== ITEMS

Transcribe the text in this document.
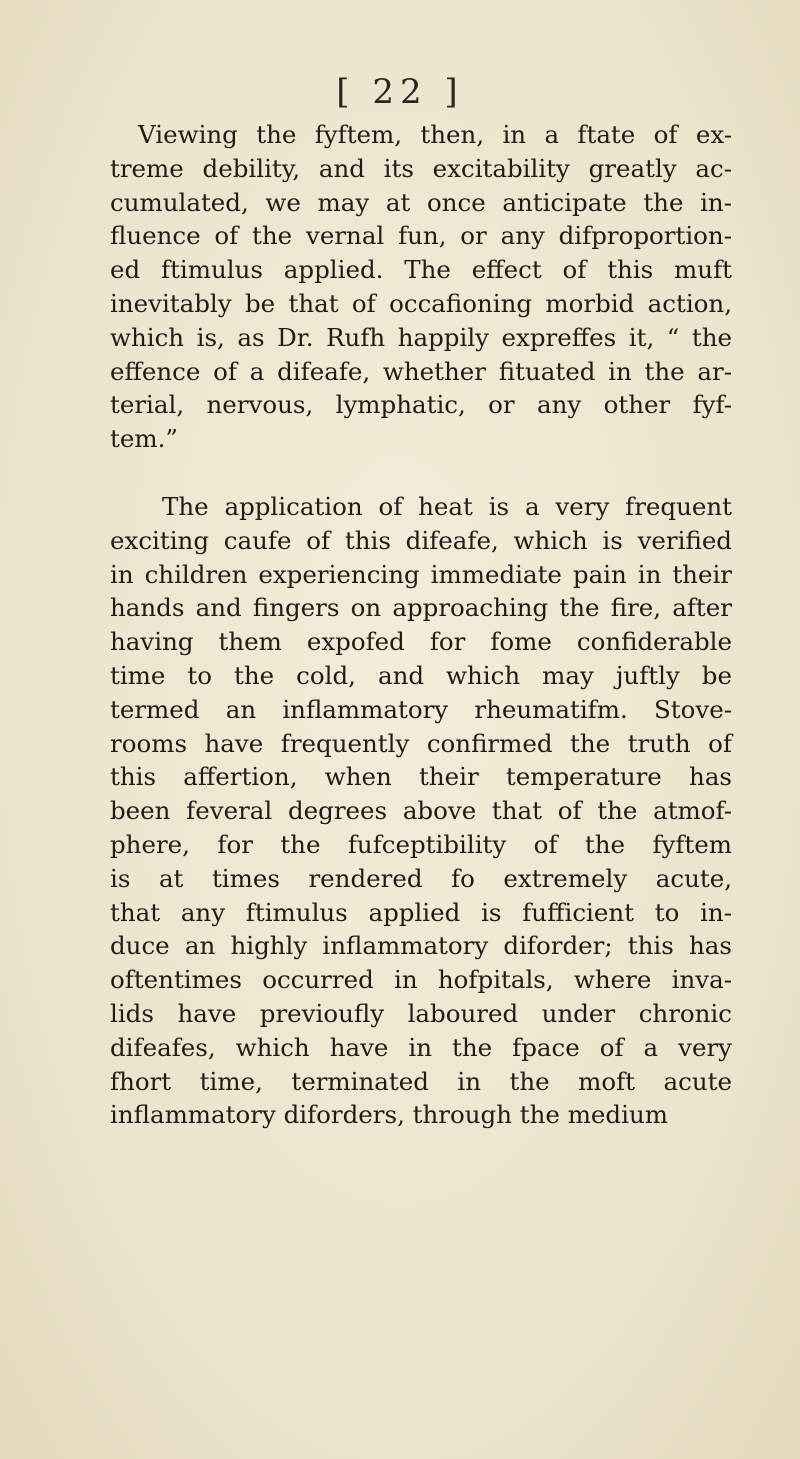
[ 22 ]

Viewing the fyftem, then, in a ftate of ex-
treme debility, and its excitability greatly ac-
cumulated, we may at once anticipate the in-
fluence of the vernal fun, or any difproportion-
ed ftimulus applied. The effect of this muft
inevitably be that of occafioning morbid action,
which is, as Dr. Rufh happily expreffes it, “ the
effence of a difeafe, whether fituated in the ar-
terial, nervous, lymphatic, or any other fyf-
tem.”

The application of heat is a very frequent
exciting caufe of this difeafe, which is verified
in children experiencing immediate pain in their
hands and fingers on approaching the fire, after
having them expofed for fome confiderable
time to the cold, and which may juftly be
termed an inflammatory rheumatifm. Stove-
rooms have frequently confirmed the truth of
this affertion, when their temperature has
been feveral degrees above that of the atmof-
phere, for the fufceptibility of the fyftem
is at times rendered fo extremely acute,
that any ftimulus applied is fufficient to in-
duce an highly inflammatory diforder; this has
oftentimes occurred in hofpitals, where inva-
lids have previoufly laboured under chronic
difeafes, which have in the fpace of a very
fhort time, terminated in the moft acute
inflammatory diforders, through the medium
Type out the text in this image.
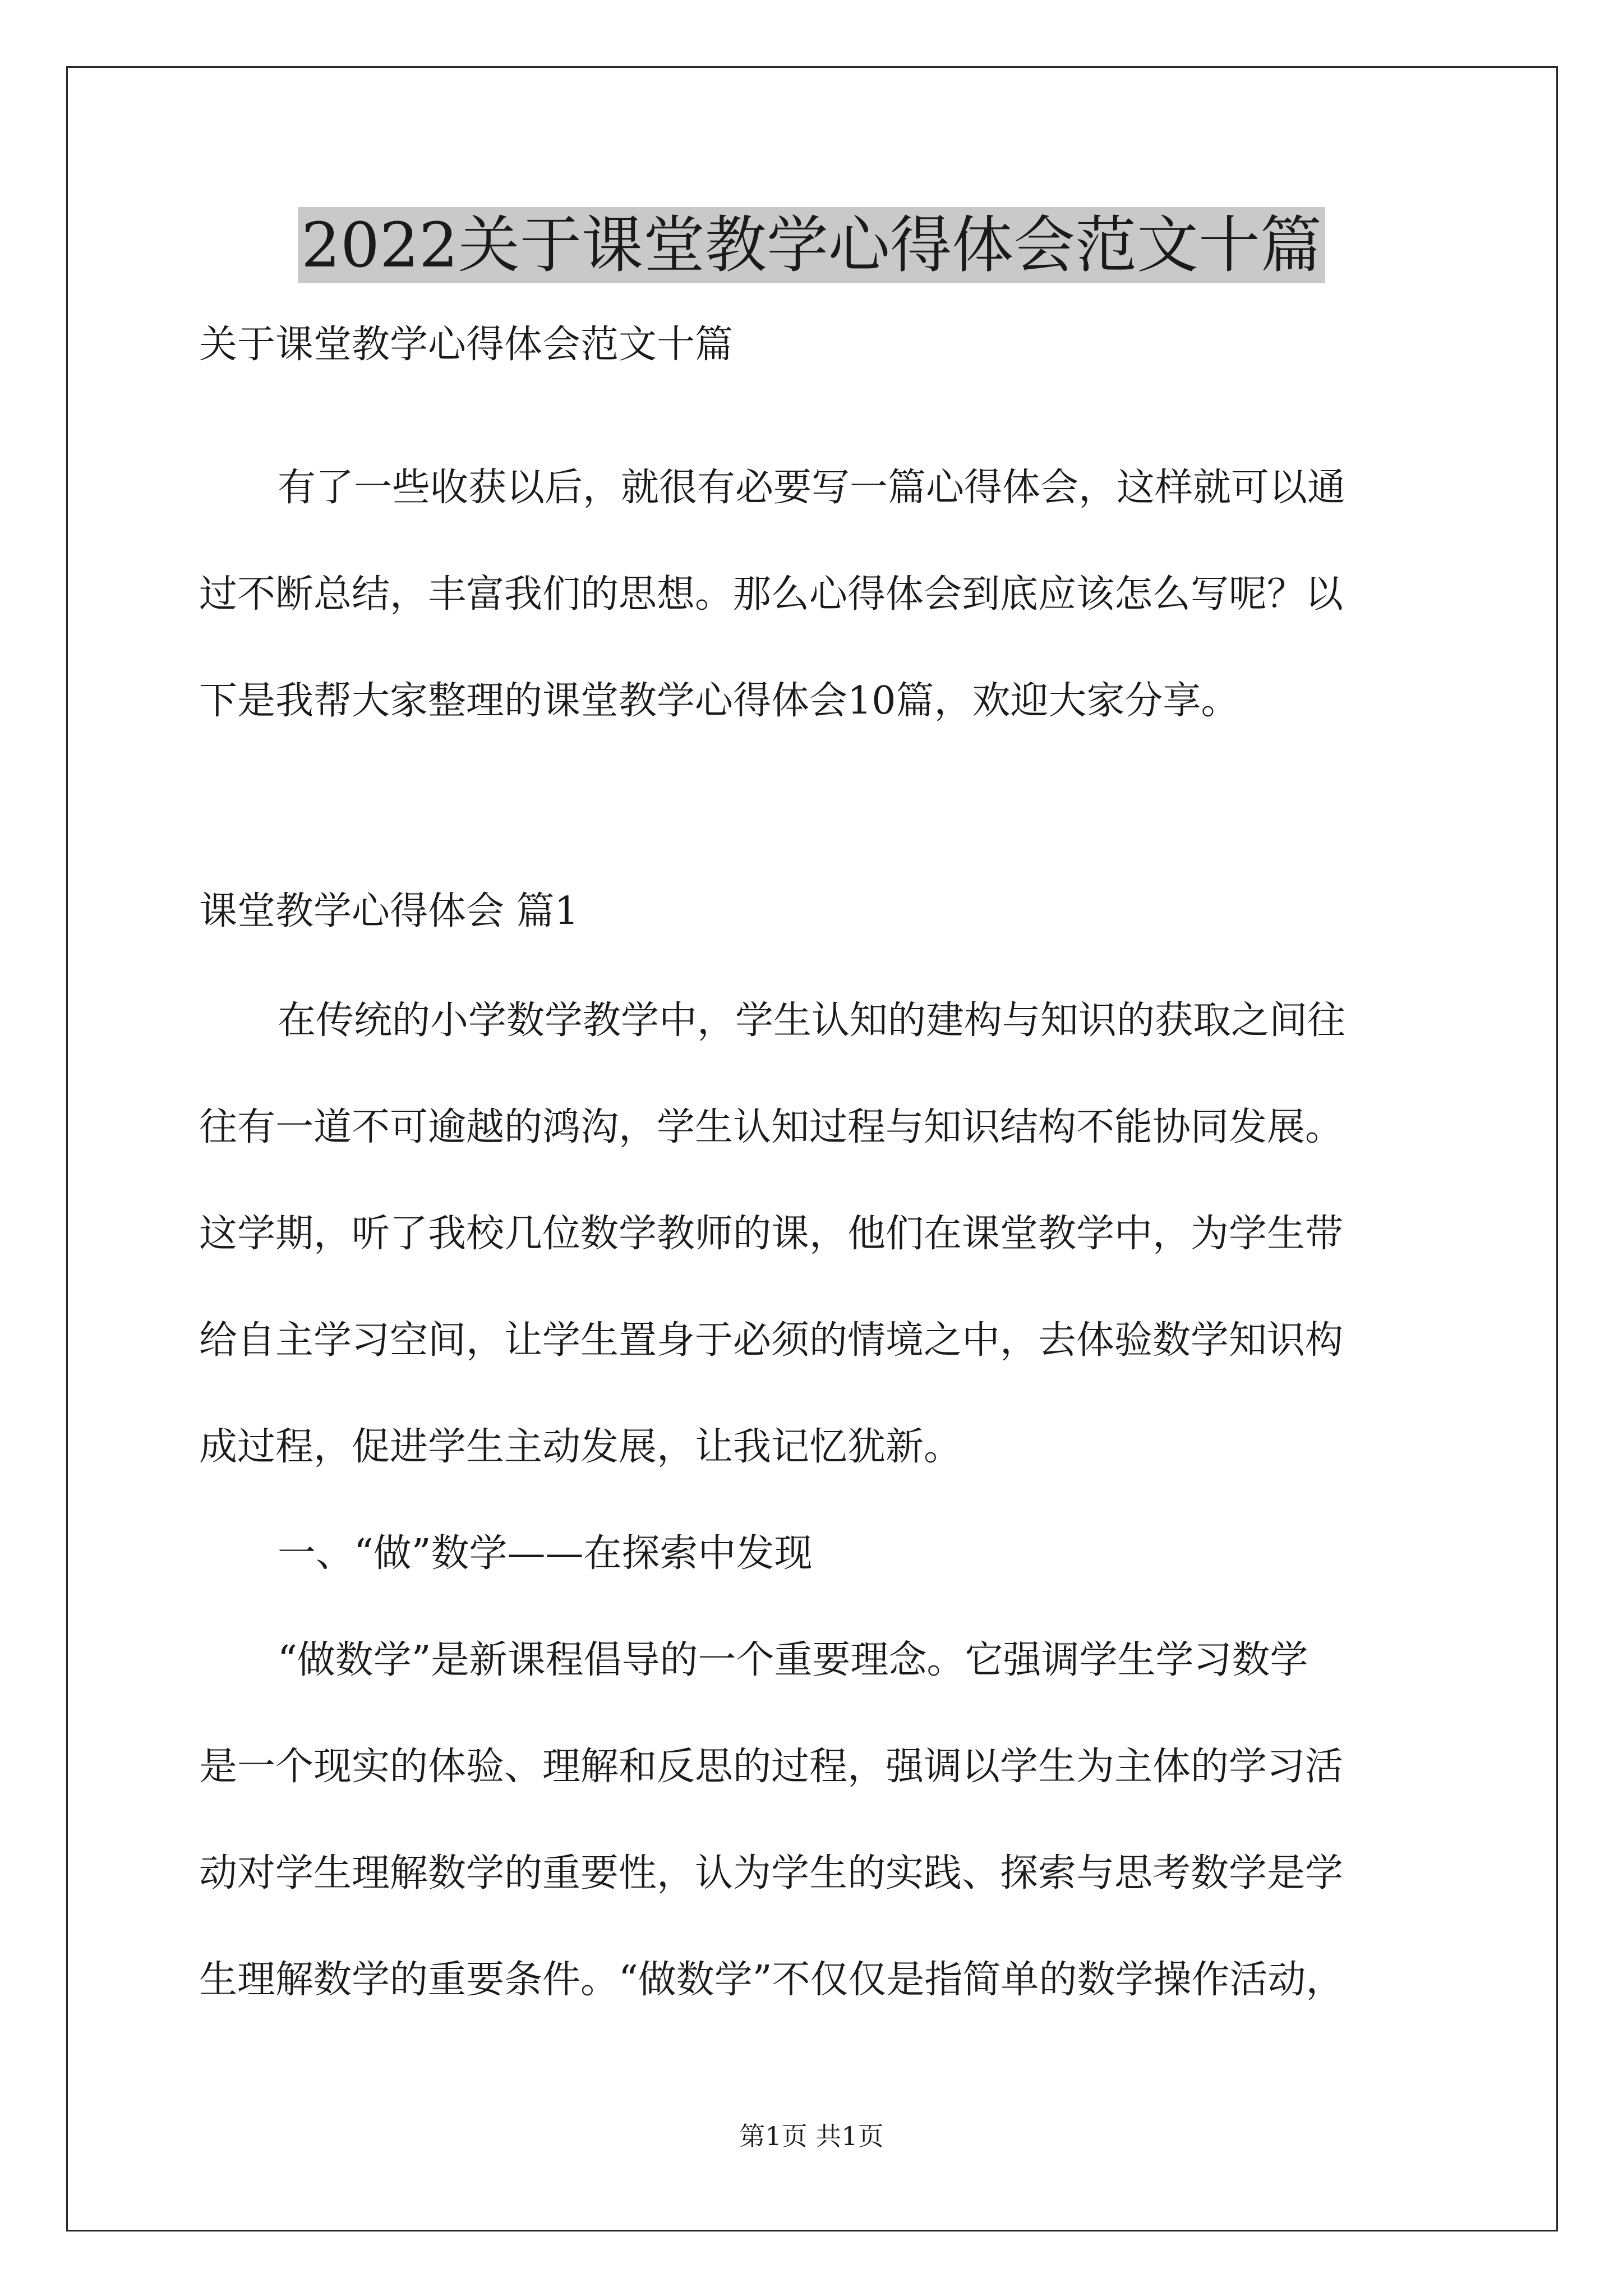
2022关于课堂教学心得体会范文十篇

关于课堂教学心得体会范文十篇

有了一些收获以后，就很有必要写一篇心得体会，这样就可以通

过不断总结，丰富我们的思想。那么心得体会到底应该怎么写呢？以

下是我帮大家整理的课堂教学心得体会10篇，欢迎大家分享。

课堂教学心得体会 篇1

在传统的小学数学教学中，学生认知的建构与知识的获取之间往

往有一道不可逾越的鸿沟，学生认知过程与知识结构不能协同发展。

这学期，听了我校几位数学教师的课，他们在课堂教学中，为学生带

给自主学习空间，让学生置身于必须的情境之中，去体验数学知识构

成过程，促进学生主动发展，让我记忆犹新。

一、“做”数学——在探索中发现

“做数学”是新课程倡导的一个重要理念。它强调学生学习数学

是一个现实的体验、理解和反思的过程，强调以学生为主体的学习活

动对学生理解数学的重要性，认为学生的实践、探索与思考数学是学

生理解数学的重要条件。“做数学”不仅仅是指简单的数学操作活动，

第1页 共1页
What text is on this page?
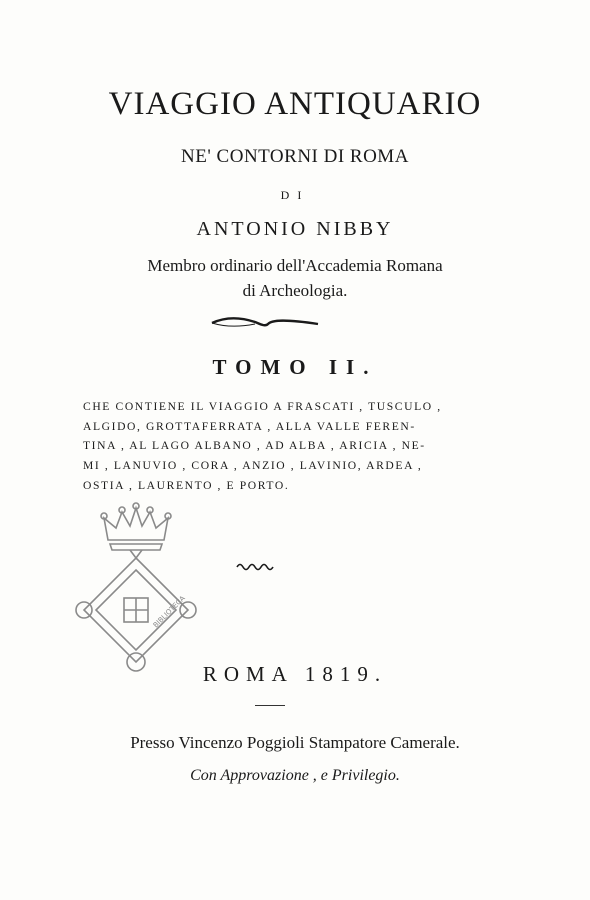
VIAGGIO ANTIQUARIO
NE' CONTORNI DI ROMA
DI
ANTONIO NIBBY
Membro ordinario dell'Accademia Romana
di Archeologia.
TOMO II.
CHE CONTIENE IL VIAGGIO A FRASCATI , TUSCULO ,
ALGIDO, GROTTAFERRATA , ALLA VALLE FEREN-
TINA , AL LAGO ALBANO , AD ALBA , ARICIA , NE-
MI , LANUVIO , CORA , ANZIO , LAVINIO, ARDEA ,
OSTIA , LAURENTO , E PORTO.
BIBLIOTECA
ROMA 1819.
Presso Vincenzo Poggioli Stampatore Camerale.
Con Approvazione , e Privilegio.
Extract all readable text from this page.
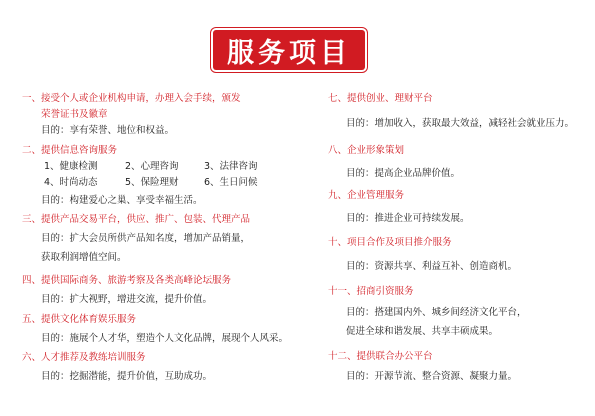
服务项目
一、接受个人或企业机构申请，办理入会手续，颁发
荣誉证书及徽章
目的：享有荣誉、地位和权益。
二、提供信息咨询服务
1、健康检测	2、心理咨询	3、法律咨询
4、时尚动态	5、保险理财	6、生日问候
目的：构建爱心之巢、享受幸福生活。
三、提供产品交易平台，供应、推广、包装、代理产品
目的：扩大会员所供产品知名度，增加产品销量，
获取利润增值空间。
四、提供国际商务、旅游考察及各类高峰论坛服务
目的：扩大视野，增进交流，提升价值。
五、提供文化体育娱乐服务
目的：施展个人才华，塑造个人文化品牌，展现个人风采。
六、人才推荐及教练培训服务
目的：挖掘潜能，提升价值，互助成功。
七、提供创业、理财平台
目的：增加收入，获取最大效益，减轻社会就业压力。
八、企业形象策划
目的：提高企业品牌价值。
九、企业管理服务
目的：推进企业可持续发展。
十、项目合作及项目推介服务
目的：资源共享、利益互补、创造商机。
十一、招商引资服务
目的：搭建国内外、城乡间经济文化平台，
促进全球和谐发展、共享丰硕成果。
十二、提供联合办公平台
目的：开源节流、整合资源、凝聚力量。
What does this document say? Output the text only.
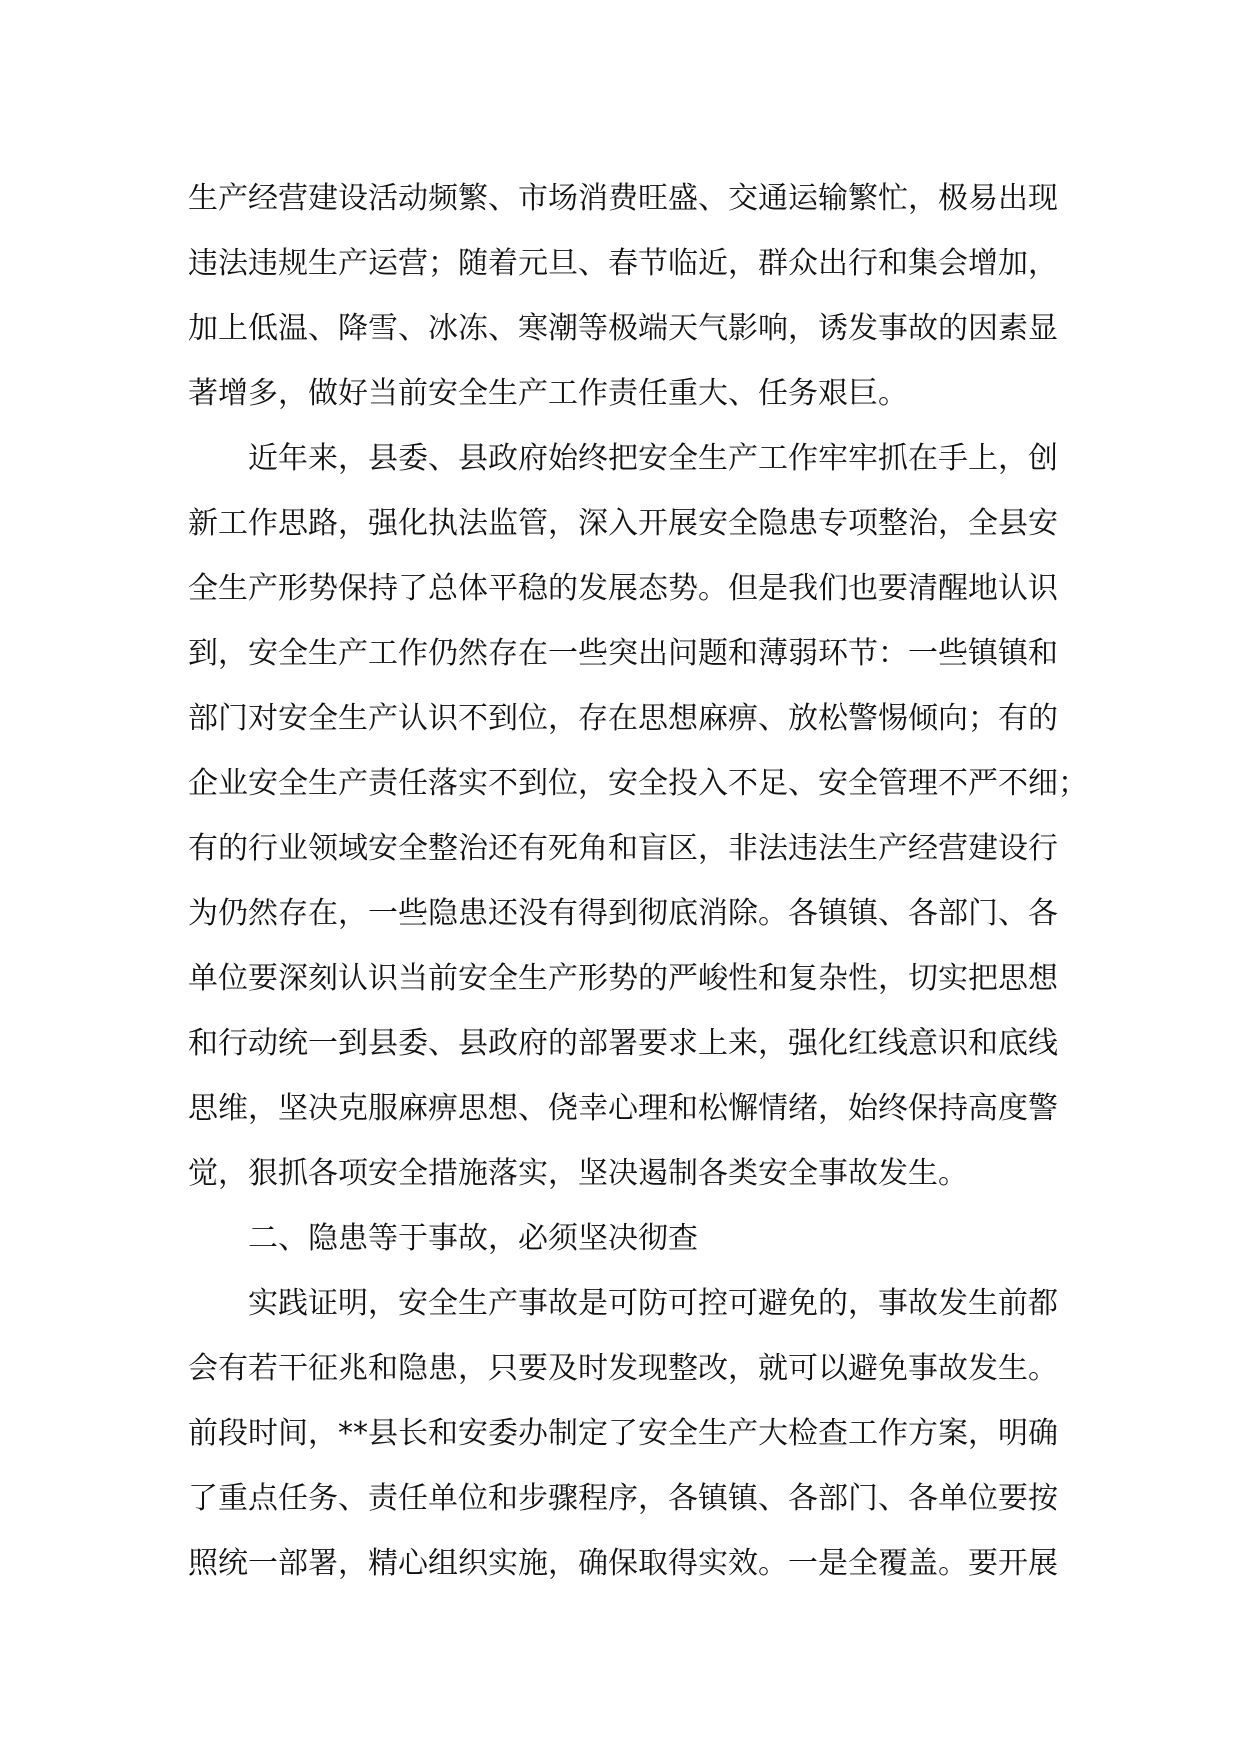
生产经营建设活动频繁、市场消费旺盛、交通运输繁忙，极易出现
违法违规生产运营；随着元旦、春节临近，群众出行和集会增加，
加上低温、降雪、冰冻、寒潮等极端天气影响，诱发事故的因素显
著增多，做好当前安全生产工作责任重大、任务艰巨。
近年来，县委、县政府始终把安全生产工作牢牢抓在手上，创
新工作思路，强化执法监管，深入开展安全隐患专项整治，全县安
全生产形势保持了总体平稳的发展态势。但是我们也要清醒地认识
到，安全生产工作仍然存在一些突出问题和薄弱环节：一些镇镇和
部门对安全生产认识不到位，存在思想麻痹、放松警惕倾向；有的
企业安全生产责任落实不到位，安全投入不足、安全管理不严不细；
有的行业领域安全整治还有死角和盲区，非法违法生产经营建设行
为仍然存在，一些隐患还没有得到彻底消除。各镇镇、各部门、各
单位要深刻认识当前安全生产形势的严峻性和复杂性，切实把思想
和行动统一到县委、县政府的部署要求上来，强化红线意识和底线
思维，坚决克服麻痹思想、侥幸心理和松懈情绪，始终保持高度警
觉，狠抓各项安全措施落实，坚决遏制各类安全事故发生。
二、隐患等于事故，必须坚决彻查
实践证明，安全生产事故是可防可控可避免的，事故发生前都
会有若干征兆和隐患，只要及时发现整改，就可以避免事故发生。
前段时间，**县长和安委办制定了安全生产大检查工作方案，明确
了重点任务、责任单位和步骤程序，各镇镇、各部门、各单位要按
照统一部署，精心组织实施，确保取得实效。一是全覆盖。要开展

====

### DIRECTIVE
Collect each line containing the string "which".

### FULL SOLUTION
which is, as Dr. Rufh happily expreffes it, “ the
exciting caufe of this difeafe, which is verified
time to the cold, and which may juftly be
difeafes, which have in the fpace of a very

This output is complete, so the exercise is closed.